## WORK REQUEST 1
Answer these questions using the text on the anti-adoption movement:
(a) Which magazine published the article that Eric Zorn's column links to?
(b) In which country did the writer read of a similar movement?
(c) What quoted phrase does the writer use to capture the view of women who prefer abortion to adoption?
## WORK REQUEST 2
Summarize the text on the anti-adoption movement in two sentences.

## TEXT SHOWN
============================================================

Eric Zorn’s Change of Subject column links to a New Republic article on the anti-adoption movement — birthparents who feel they were deceived by adoption agencies, and their supporters. Among the deceptive practices they list are money given them for pregnancy expenses, pressure to decide in the 24 hours after childbirth, promises by the adoptive parents to keep the birth mother in their life, and failure to provide information on the father’s responsibility to provide child support, welfare benefits available, etc. They say that the birthmother’s experience is traumatic and the loss she feels is continual.
I’ve read of a similar movement in Australia, where their ultimate goal was that, in the rare circumstance in which a mother would not or could not parent her child, the new relationship formed with caretakers be that of guardianship only, with the mother remaining, in law, the mother.
But here’s the catch: a part of the argument appears to be that any woman in financial difficulties due to a pregnancy, and who can’t afford to care for the child independently should be given as much State support (that is, welfare) as it takes.
What of the woman who simply doesn’t want to be pregnant?
I suppose if you’re “prochoice” in the sense that you think abortion has no moral significance and is just a medical procedure like any other, than the answer is that a woman who wants her child keeps it and a woman who doesn’t, aborts.
This “anti-adoption” movement has no room for a woman who doesn’t want to be a mother, but likewise feels that abortion is morally wrong. I’m not sure if, in their world, no pregnant woman would ever not want to be a mother, or if they simply take for granted that abortion is the right and proper response for unwillingly-pregnant women, or if they simply believe the genetic connection is paramount, and so sacred that it must never be severed.
What’s particularly sad is that poor women have likewise absorbed this anti-adoption attitude and turned it into, “it’s better to get an abortion than to give a child up for adoption, because at least then you don’t have to wonder about what happened to the baby.” Even women and girls who believe that abortion is killing a human being say that this is a better choice than adoption, “better dead than adopted,” I guess. (– based on articles I’ve read in the past and books interviewing these women.)

============================================================

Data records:
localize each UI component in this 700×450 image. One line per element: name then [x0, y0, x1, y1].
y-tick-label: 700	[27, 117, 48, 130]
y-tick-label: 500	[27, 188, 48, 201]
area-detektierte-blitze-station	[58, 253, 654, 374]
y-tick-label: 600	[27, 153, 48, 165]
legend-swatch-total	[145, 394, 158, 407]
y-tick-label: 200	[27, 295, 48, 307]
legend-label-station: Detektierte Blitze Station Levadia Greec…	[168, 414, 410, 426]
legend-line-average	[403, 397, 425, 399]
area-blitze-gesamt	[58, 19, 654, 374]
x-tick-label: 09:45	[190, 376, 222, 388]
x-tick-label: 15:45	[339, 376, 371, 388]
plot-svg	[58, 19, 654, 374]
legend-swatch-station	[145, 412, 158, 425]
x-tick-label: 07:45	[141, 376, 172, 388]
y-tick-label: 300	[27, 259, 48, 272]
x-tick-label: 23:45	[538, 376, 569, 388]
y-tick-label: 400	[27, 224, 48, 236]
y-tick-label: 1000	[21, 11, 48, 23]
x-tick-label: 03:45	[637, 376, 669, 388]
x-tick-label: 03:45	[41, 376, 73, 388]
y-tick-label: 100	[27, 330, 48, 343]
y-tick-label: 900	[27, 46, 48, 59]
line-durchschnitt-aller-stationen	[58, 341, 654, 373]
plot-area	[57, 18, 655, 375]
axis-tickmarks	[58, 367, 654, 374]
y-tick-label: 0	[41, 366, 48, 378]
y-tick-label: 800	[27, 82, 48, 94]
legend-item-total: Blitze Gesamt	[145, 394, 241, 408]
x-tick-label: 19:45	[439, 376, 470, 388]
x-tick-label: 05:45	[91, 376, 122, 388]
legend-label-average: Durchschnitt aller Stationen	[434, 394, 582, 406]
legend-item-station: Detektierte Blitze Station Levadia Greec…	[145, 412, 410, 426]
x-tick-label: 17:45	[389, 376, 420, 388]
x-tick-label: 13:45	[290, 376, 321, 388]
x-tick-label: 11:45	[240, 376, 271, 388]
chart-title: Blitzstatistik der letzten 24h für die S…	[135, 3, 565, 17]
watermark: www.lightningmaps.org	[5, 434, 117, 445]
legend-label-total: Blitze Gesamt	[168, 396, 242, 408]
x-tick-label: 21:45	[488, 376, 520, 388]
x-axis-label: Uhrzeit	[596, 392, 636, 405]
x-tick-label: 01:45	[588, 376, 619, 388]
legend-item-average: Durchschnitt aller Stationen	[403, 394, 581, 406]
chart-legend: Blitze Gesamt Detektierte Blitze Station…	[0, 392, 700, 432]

============================================================

## WORKED SOLUTION 1
(a) The New Republic
(b) Australia
(c) "better dead than adopted"

## WORKED SOLUTION 2
The text describes an anti-adoption movement of birthparents who feel adoption agencies deceived them through practices such as paying pregnancy expenses and pressuring them to decide within 24 hours of birth, and it mentions a similar Australian movement that wanted guardianship to replace adoption. The writer argues that the movement has no room for a woman who does not want to be a mother but believes abortion is morally wrong, and finds it sad that poor women have come to see abortion as a better choice than adoption.